# RAW RECORDS
******************************

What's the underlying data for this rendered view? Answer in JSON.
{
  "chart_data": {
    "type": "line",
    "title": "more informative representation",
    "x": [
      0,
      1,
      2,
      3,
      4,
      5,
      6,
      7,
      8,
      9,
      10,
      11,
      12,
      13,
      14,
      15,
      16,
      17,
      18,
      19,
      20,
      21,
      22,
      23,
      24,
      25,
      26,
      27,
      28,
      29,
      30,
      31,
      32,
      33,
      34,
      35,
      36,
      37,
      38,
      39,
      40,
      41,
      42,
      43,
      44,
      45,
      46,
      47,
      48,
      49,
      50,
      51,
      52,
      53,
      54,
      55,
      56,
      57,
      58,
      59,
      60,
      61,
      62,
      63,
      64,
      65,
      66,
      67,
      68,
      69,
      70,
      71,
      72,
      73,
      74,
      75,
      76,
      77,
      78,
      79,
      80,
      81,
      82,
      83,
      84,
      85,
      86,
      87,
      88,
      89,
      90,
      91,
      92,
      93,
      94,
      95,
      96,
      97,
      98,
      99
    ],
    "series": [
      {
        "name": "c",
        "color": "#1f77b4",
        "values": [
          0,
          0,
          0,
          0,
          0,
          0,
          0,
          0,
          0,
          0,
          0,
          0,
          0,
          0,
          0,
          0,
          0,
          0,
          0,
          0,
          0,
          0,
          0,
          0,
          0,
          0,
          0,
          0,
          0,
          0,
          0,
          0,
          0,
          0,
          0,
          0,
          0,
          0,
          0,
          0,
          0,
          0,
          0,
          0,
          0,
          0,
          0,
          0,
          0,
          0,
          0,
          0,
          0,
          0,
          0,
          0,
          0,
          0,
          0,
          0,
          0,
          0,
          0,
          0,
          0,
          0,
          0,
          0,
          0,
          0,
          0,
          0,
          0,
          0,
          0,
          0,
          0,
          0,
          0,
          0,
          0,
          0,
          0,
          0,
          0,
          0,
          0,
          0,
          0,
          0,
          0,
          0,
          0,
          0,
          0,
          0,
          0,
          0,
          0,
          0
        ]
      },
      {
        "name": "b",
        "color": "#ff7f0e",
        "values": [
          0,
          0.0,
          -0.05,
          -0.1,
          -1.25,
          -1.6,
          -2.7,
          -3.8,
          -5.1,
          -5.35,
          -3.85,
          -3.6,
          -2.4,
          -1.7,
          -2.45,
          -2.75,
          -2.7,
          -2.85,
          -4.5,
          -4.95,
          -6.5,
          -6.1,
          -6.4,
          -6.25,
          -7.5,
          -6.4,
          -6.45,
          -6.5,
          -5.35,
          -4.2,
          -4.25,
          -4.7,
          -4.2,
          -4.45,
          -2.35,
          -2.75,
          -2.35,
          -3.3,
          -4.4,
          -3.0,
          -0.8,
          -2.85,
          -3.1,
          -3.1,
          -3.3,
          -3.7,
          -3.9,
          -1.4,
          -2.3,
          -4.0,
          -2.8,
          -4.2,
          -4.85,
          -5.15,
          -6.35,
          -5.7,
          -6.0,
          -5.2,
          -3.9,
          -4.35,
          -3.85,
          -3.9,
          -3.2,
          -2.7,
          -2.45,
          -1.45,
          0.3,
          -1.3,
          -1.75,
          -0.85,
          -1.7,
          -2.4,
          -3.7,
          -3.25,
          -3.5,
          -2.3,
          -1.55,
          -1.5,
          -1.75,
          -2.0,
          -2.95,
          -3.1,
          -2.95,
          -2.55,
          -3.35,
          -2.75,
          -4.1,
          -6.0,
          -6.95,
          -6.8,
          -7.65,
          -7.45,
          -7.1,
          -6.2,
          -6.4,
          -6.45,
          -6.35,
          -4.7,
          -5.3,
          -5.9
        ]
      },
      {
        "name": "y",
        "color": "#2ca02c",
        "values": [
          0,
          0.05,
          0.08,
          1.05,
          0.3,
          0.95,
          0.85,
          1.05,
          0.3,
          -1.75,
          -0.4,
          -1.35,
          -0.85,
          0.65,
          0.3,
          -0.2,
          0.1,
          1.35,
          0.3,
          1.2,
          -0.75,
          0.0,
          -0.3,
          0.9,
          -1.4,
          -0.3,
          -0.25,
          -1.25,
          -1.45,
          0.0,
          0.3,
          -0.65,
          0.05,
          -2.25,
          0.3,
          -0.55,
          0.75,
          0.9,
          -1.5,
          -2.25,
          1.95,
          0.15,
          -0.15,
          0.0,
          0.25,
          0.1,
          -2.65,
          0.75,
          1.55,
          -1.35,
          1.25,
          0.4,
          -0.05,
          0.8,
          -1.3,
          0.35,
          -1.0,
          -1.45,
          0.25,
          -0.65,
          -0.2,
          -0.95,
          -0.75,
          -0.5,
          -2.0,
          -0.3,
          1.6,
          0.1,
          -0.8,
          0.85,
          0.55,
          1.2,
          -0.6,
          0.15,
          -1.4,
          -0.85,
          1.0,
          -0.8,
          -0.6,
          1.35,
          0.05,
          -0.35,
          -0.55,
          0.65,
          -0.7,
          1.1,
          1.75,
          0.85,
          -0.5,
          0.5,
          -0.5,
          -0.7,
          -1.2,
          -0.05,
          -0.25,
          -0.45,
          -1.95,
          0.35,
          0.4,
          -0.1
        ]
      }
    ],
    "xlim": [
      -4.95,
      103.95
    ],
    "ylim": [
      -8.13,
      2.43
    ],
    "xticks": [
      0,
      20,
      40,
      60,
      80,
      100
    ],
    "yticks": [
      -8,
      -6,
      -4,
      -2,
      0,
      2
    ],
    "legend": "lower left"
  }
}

******************************

# WHAT YOU ARE ASKED TO DO
Reproduce the listing above word for word.

# RESULT
What's the underlying data for this rendered view? Answer in JSON.
{
  "chart_data": {
    "type": "line",
    "title": "more informative representation",
    "x": [
      0,
      1,
      2,
      3,
      4,
      5,
      6,
      7,
      8,
      9,
      10,
      11,
      12,
      13,
      14,
      15,
      16,
      17,
      18,
      19,
      20,
      21,
      22,
      23,
      24,
      25,
      26,
      27,
      28,
      29,
      30,
      31,
      32,
      33,
      34,
      35,
      36,
      37,
      38,
      39,
      40,
      41,
      42,
      43,
      44,
      45,
      46,
      47,
      48,
      49,
      50,
      51,
      52,
      53,
      54,
      55,
      56,
      57,
      58,
      59,
      60,
      61,
      62,
      63,
      64,
      65,
      66,
      67,
      68,
      69,
      70,
      71,
      72,
      73,
      74,
      75,
      76,
      77,
      78,
      79,
      80,
      81,
      82,
      83,
      84,
      85,
      86,
      87,
      88,
      89,
      90,
      91,
      92,
      93,
      94,
      95,
      96,
      97,
      98,
      99
    ],
    "series": [
      {
        "name": "c",
        "color": "#1f77b4",
        "values": [
          0,
          0,
          0,
          0,
          0,
          0,
          0,
          0,
          0,
          0,
          0,
          0,
          0,
          0,
          0,
          0,
          0,
          0,
          0,
          0,
          0,
          0,
          0,
          0,
          0,
          0,
          0,
          0,
          0,
          0,
          0,
          0,
          0,
          0,
          0,
          0,
          0,
          0,
          0,
          0,
          0,
          0,
          0,
          0,
          0,
          0,
          0,
          0,
          0,
          0,
          0,
          0,
          0,
          0,
          0,
          0,
          0,
          0,
          0,
          0,
          0,
          0,
          0,
          0,
          0,
          0,
          0,
          0,
          0,
          0,
          0,
          0,
          0,
          0,
          0,
          0,
          0,
          0,
          0,
          0,
          0,
          0,
          0,
          0,
          0,
          0,
          0,
          0,
          0,
          0,
          0,
          0,
          0,
          0,
          0,
          0,
          0,
          0,
          0,
          0
        ]
      },
      {
        "name": "b",
        "color": "#ff7f0e",
        "values": [
          0,
          0.0,
          -0.05,
          -0.1,
          -1.25,
          -1.6,
          -2.7,
          -3.8,
          -5.1,
          -5.35,
          -3.85,
          -3.6,
          -2.4,
          -1.7,
          -2.45,
          -2.75,
          -2.7,
          -2.85,
          -4.5,
          -4.95,
          -6.5,
          -6.1,
          -6.4,
          -6.25,
          -7.5,
          -6.4,
          -6.45,
          -6.5,
          -5.35,
          -4.2,
          -4.25,
          -4.7,
          -4.2,
          -4.45,
          -2.35,
          -2.75,
          -2.35,
          -3.3,
          -4.4,
          -3.0,
          -0.8,
          -2.85,
          -3.1,
          -3.1,
          -3.3,
          -3.7,
          -3.9,
          -1.4,
          -2.3,
          -4.0,
          -2.8,
          -4.2,
          -4.85,
          -5.15,
          -6.35,
          -5.7,
          -6.0,
          -5.2,
          -3.9,
          -4.35,
          -3.85,
          -3.9,
          -3.2,
          -2.7,
          -2.45,
          -1.45,
          0.3,
          -1.3,
          -1.75,
          -0.85,
          -1.7,
          -2.4,
          -3.7,
          -3.25,
          -3.5,
          -2.3,
          -1.55,
          -1.5,
          -1.75,
          -2.0,
          -2.95,
          -3.1,
          -2.95,
          -2.55,
          -3.35,
          -2.75,
          -4.1,
          -6.0,
          -6.95,
          -6.8,
          -7.65,
          -7.45,
          -7.1,
          -6.2,
          -6.4,
          -6.45,
          -6.35,
          -4.7,
          -5.3,
          -5.9
        ]
      },
      {
        "name": "y",
        "color": "#2ca02c",
        "values": [
          0,
          0.05,
          0.08,
          1.05,
          0.3,
          0.95,
          0.85,
          1.05,
          0.3,
          -1.75,
          -0.4,
          -1.35,
          -0.85,
          0.65,
          0.3,
          -0.2,
          0.1,
          1.35,
          0.3,
          1.2,
          -0.75,
          0.0,
          -0.3,
          0.9,
          -1.4,
          -0.3,
          -0.25,
          -1.25,
          -1.45,
          0.0,
          0.3,
          -0.65,
          0.05,
          -2.25,
          0.3,
          -0.55,
          0.75,
          0.9,
          -1.5,
          -2.25,
          1.95,
          0.15,
          -0.15,
          0.0,
          0.25,
          0.1,
          -2.65,
          0.75,
          1.55,
          -1.35,
          1.25,
          0.4,
          -0.05,
          0.8,
          -1.3,
          0.35,
          -1.0,
          -1.45,
          0.25,
          -0.65,
          -0.2,
          -0.95,
          -0.75,
          -0.5,
          -2.0,
          -0.3,
          1.6,
          0.1,
          -0.8,
          0.85,
          0.55,
          1.2,
          -0.6,
          0.15,
          -1.4,
          -0.85,
          1.0,
          -0.8,
          -0.6,
          1.35,
          0.05,
          -0.35,
          -0.55,
          0.65,
          -0.7,
          1.1,
          1.75,
          0.85,
          -0.5,
          0.5,
          -0.5,
          -0.7,
          -1.2,
          -0.05,
          -0.25,
          -0.45,
          -1.95,
          0.35,
          0.4,
          -0.1
        ]
      }
    ],
    "xlim": [
      -4.95,
      103.95
    ],
    "ylim": [
      -8.13,
      2.43
    ],
    "xticks": [
      0,
      20,
      40,
      60,
      80,
      100
    ],
    "yticks": [
      -8,
      -6,
      -4,
      -2,
      0,
      2
    ],
    "legend": "lower left"
  }
}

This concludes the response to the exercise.